* Directive *
Read the records below and copy each line that contains "given".
#####
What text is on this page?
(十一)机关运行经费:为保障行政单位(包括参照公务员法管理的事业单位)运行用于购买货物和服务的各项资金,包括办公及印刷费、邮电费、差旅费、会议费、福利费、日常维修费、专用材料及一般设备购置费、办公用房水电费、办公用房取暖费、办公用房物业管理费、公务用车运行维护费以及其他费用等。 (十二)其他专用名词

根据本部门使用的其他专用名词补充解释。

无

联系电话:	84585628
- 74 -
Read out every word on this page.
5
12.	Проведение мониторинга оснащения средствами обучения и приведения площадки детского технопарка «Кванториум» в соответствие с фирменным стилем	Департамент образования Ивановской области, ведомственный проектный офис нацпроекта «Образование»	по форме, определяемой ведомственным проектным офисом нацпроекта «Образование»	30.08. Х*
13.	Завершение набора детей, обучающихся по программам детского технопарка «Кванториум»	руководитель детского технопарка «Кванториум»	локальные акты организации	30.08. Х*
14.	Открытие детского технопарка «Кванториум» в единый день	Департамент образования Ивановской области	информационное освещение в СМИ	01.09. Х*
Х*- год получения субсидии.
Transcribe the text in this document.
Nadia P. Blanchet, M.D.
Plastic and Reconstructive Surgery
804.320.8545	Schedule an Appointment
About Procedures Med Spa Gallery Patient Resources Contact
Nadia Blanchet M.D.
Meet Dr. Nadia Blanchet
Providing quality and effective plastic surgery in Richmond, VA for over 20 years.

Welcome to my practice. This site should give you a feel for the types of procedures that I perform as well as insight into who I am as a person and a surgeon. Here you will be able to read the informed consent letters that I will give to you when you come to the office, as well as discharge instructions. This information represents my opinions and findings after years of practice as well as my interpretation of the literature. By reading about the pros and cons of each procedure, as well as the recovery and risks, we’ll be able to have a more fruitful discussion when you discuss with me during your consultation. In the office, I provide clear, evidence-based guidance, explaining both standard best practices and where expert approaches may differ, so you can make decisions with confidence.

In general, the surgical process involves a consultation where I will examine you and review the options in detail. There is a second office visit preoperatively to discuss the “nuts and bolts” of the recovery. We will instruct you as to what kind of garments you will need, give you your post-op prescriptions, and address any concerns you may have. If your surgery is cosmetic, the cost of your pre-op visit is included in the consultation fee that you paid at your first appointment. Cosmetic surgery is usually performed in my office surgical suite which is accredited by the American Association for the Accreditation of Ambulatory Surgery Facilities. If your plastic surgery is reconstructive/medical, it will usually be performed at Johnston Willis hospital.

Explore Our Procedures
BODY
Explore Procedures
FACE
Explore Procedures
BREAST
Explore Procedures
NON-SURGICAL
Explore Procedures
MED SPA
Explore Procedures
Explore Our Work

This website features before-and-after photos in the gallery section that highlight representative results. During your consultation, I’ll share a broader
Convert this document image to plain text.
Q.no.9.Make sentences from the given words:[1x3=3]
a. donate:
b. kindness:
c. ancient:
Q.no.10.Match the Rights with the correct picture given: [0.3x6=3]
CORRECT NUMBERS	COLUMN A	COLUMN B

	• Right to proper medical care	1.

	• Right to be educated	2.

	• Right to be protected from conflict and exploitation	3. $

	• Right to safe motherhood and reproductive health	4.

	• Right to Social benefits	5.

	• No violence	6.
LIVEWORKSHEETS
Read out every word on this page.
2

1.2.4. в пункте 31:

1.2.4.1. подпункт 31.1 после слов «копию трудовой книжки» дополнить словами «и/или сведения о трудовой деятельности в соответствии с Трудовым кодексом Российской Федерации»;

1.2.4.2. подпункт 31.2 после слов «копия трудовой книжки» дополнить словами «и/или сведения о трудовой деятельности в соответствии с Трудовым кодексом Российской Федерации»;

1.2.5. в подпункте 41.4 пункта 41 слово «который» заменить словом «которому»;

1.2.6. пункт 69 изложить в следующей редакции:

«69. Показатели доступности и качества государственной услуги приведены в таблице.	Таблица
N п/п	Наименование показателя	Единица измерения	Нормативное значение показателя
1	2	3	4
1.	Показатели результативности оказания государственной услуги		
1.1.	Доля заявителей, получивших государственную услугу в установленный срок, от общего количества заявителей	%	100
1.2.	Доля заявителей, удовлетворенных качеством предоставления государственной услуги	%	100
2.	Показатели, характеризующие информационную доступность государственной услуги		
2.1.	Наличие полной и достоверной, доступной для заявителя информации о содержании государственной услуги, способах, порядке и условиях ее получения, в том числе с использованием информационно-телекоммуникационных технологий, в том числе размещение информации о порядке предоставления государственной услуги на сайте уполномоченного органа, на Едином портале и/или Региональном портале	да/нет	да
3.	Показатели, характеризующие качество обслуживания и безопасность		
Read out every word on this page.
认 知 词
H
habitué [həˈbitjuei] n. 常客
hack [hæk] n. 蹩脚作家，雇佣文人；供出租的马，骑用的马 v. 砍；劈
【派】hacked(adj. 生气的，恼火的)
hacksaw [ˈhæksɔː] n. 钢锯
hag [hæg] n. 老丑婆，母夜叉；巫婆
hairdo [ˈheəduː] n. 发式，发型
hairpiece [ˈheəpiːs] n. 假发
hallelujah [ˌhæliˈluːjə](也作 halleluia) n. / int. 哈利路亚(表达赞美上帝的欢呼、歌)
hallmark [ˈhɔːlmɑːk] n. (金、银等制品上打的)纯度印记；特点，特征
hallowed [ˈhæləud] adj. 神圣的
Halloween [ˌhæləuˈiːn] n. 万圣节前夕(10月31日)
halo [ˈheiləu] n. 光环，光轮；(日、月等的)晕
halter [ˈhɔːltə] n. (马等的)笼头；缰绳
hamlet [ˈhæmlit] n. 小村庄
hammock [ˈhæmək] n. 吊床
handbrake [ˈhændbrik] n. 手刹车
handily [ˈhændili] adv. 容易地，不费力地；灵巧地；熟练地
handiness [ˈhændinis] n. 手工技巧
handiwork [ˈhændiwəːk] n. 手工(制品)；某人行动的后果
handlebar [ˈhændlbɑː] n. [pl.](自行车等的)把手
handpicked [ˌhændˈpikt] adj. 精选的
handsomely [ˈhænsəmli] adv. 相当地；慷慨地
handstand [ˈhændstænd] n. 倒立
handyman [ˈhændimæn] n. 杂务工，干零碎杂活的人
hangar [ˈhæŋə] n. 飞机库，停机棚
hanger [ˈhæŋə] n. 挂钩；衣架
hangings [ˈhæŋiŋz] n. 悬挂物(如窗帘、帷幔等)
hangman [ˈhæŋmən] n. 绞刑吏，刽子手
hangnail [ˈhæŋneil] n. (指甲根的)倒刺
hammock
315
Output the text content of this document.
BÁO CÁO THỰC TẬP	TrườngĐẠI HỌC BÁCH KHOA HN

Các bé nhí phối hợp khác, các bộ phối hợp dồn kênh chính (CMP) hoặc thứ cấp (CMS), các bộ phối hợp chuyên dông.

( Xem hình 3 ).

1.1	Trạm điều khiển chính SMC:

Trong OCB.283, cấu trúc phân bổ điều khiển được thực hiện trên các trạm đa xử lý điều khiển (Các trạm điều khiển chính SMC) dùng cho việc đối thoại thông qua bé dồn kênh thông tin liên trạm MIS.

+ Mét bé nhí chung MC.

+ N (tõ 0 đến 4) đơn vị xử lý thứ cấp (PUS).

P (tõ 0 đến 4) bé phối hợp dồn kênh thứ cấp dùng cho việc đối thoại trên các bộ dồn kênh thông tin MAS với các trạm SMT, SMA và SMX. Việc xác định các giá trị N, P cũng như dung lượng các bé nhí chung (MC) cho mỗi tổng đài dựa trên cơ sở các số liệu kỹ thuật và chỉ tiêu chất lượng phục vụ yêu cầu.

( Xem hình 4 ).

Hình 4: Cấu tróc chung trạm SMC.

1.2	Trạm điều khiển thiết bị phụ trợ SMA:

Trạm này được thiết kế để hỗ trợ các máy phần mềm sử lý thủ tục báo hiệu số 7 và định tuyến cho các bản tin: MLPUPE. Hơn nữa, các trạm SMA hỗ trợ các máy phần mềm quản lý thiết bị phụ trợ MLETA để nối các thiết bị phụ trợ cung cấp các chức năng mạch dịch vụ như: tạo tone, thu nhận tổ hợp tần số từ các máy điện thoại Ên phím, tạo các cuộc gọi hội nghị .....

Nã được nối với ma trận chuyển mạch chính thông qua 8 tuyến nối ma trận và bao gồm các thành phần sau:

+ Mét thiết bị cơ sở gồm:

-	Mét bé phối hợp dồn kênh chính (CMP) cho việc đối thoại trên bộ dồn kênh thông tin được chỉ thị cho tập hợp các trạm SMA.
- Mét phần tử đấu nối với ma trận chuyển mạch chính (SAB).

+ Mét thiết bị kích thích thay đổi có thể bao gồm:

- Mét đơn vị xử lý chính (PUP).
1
#####
* Response below *
Q.no.9.Make sentences from the given words:[1x3=3]
Q.no.10.Match the Rights with the correct picture given: [0.3x6=3]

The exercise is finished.